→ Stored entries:
■ ■ ■ ■ ■ ■ ■

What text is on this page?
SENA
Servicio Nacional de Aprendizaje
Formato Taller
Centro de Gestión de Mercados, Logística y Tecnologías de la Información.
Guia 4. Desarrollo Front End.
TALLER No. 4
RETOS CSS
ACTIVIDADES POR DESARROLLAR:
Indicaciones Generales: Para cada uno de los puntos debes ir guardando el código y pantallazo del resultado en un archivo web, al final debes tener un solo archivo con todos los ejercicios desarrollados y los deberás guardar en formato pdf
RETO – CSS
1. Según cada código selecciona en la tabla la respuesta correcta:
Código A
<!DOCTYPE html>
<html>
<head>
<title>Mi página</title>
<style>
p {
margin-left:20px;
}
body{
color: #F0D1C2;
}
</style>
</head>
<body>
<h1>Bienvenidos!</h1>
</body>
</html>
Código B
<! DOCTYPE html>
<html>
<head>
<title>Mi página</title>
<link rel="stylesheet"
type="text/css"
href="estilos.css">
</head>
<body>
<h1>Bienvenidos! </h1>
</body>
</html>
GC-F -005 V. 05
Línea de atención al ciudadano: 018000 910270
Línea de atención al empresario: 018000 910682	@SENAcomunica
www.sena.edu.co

■ ■ ■ ■ ■ ■ ■

→ Work to do: Copy each line above that contains the word "cada".

→ Answer:
Indicaciones Generales: Para cada uno de los puntos debes ir guardando el código y pantallazo del resultado en un archivo web, al final debes tener un solo archivo con todos los ejercicios desarrollados y los deberás guardar en formato pdf
1. Según cada código selecciona en la tabla la respuesta correcta:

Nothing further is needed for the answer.